*TEXTO PARA ANÁLISE*.

□ □ □ □

As reações, além de opostas, ainda intrigam a comunidade científica: o fenômeno da “compulsão alimentar” – desejo irresistível de consumir alimentos específicos, muitas vezes calóricos – não é bem compreendido. Muitos pesquisadores questionam, inclusive, sua existência.
Outros traços da personalidade, como o perfeccionismo e a meticulosidade, também podem interferir na relação entre estresse e hábitos alimentares.
Estruturar o ambiente de trabalho para evitar padrões de consumo questionáveis – como comprar produtos de máquinas de venda automática – é um desafio. As empresas devem se esforçar para subsidiar e promover uma alimentação de qualidade aos funcionários, que se tornarão, assim, mais saudáveis e produtivos. Além disso, devem desenvolver estratégias para gerenciar situações de estresse.
A quinta década, dos 40 aos 50 anos
O termo dieta vem da palavra grega diaita, que significa “estilo de vida, modo de viver”.
Na linguagem da psicologia, somos “criaturas de hábitos” e, por isso, muitas vezes relutamos em substituir nossas preferências, mesmo quando sabemos que isso vai nos fazer bem. Queremos comer o que temos vontade, sem modificar nosso estilo de vida, e ainda ter um corpo e mente saudáveis.
Não faltam evidências para mostrar que a dieta desbalanceada é um dos principais fatores que contribuem para uma saúde precária. De acordo com a OMS (Organização Mundial de Saúde), o tabagismo, o sedentarismo, o consumo abusivo de álcool e a adoção de uma dieta inadequada são os maiores fatores de impacto do estilo de vida sobre a saúde e a mortalidade.
É na faixa dos 40 aos 50 anos que os adultos costumam mudar seus hábitos em decorrência de problemas de saúde.
Para muita gente, contudo, essa mudança não acontece. A falsa sensação de que está tudo bem – quando, na verdade, diversas doenças demoram anos para se manifestar e outras têm sintomas “invisíveis” – ajuda a manter a inércia.
A sexta década, dos 50 aos 60 anos
Após os 50 anos, começamos a sofrer uma perda gradual de massa muscular, de 0,5% a 1% ao ano. É a chamada sarcopenia. A falta de atividade física, o baixo consumo de proteína e a menopausa, no caso das mulheres, podem acelerar esse processo.

□ □ □ □

Dados estruturados da análise de páginas:
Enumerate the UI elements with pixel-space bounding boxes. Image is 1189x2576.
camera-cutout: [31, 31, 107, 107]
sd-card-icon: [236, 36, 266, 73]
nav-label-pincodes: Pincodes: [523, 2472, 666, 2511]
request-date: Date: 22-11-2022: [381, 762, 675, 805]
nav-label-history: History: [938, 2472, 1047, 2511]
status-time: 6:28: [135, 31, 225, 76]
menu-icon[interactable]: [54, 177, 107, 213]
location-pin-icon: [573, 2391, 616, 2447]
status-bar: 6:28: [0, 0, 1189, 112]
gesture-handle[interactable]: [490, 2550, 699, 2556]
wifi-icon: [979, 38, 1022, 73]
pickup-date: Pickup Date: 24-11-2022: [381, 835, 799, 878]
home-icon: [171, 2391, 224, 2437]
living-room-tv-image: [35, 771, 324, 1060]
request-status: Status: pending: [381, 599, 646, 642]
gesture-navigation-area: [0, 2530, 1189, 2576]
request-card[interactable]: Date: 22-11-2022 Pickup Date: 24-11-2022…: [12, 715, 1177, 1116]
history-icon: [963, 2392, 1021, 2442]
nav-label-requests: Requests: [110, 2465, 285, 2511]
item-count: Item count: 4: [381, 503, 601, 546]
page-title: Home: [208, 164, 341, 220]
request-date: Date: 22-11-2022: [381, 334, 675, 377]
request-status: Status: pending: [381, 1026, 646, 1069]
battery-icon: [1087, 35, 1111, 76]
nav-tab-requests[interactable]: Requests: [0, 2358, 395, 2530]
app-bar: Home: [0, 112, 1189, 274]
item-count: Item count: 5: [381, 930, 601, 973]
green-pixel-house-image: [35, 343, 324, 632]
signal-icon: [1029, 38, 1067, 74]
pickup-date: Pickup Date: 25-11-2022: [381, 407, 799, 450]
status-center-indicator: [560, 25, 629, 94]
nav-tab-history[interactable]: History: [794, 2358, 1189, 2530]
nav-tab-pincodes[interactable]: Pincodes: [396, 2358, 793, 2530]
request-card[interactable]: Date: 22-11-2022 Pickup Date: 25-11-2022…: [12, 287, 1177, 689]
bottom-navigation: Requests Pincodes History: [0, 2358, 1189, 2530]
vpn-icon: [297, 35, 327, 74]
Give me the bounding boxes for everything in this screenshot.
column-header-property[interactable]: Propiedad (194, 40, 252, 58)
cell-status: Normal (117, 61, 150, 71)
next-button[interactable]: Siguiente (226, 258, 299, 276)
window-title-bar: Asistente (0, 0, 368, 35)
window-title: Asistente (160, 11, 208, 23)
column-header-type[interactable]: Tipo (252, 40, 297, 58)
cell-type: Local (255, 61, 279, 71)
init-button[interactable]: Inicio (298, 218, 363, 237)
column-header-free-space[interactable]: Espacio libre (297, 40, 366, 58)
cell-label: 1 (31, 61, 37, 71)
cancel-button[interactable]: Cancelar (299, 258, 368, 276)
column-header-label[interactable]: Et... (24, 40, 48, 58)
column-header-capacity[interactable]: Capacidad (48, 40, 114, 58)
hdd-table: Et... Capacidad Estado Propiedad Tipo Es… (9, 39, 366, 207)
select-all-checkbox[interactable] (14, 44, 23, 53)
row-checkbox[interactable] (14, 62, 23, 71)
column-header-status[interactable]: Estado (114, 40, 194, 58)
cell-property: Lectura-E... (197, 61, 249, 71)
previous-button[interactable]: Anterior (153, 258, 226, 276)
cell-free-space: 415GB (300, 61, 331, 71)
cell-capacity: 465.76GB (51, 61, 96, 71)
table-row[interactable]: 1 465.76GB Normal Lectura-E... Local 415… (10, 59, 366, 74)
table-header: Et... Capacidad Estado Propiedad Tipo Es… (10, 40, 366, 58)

□ □ □ □

*TAREFA*. Escreva a continuação do texto sobre alimentação e saúde nas décadas da vida adulta, começando logo após a última frase apresentada. Os itens vêm de uma fonte diferente da do texto.

*RESPOSTA ESCRITA*.
Além de praticar exercícios físicos, adotar uma dieta saudável e variada é importante para reduzir os efeitos do envelhecimento. E as necessidades da população mais velha – de alimentos apetitosos com alto teor de proteína e com bom custo-benefício – não estão sendo atendidas pelo mercado.
Lanches enriquecidos com proteína podem ser uma boa forma de os adultos mais velhos aumentarem a ingestão do nutriente, mas existem atualmente nas prateleiras poucos produtos voltados às exigências e preferências desse público.
A sétima década, dos 60 aos 70 anos, e daí em diante
Um grande desafio atualmente, diante do aumento da longevidade, é manter a qualidade de vida da população. Do contrário, vamos nos tornar uma sociedade de pessoas idosas doentes ou incapacitadas.
Uma nutrição adequada é importante, uma vez que a velhice vem acompanhada da redução do apetite e da falta de fome, o que leva à perda de peso não intencional e a uma fragilidade maior. A falta de apetite também pode ser resultado de doenças, como o Alzheimer.
A comida é uma experiência social. A perda de um companheiro ou de um familiar, assim como fazer as refeições sozinho, pode afetar a sensação de prazer da alimentação. Outros efeitos da velhice – como problemas dentários, de deglutição, perda de paladar e de olfato – também interferem na vontade de comer e em nossas recompensas ao fazê-lo.
Precisamos lembrar que, ao longo da vida, os alimentos não são apenas combustível, mas uma experiência social e cultural a ser desfrutada. Somos todos especialistas em comida – nos alimentamos todos os dias.
Por isso, devemos nos esforçar para enxergar todas as refeições como uma oportunidade de usufruir da comida e dos efeitos positivos que os alimentos certos podem ter sobre nossa saúde.
*Alex Johnstone é pesquisadora do Instituto Rowett de Saúde e Nutrição, da Universidade de Aberdeen, na Escócia. Esse artigo foi publicado originalmente no site The Conversation.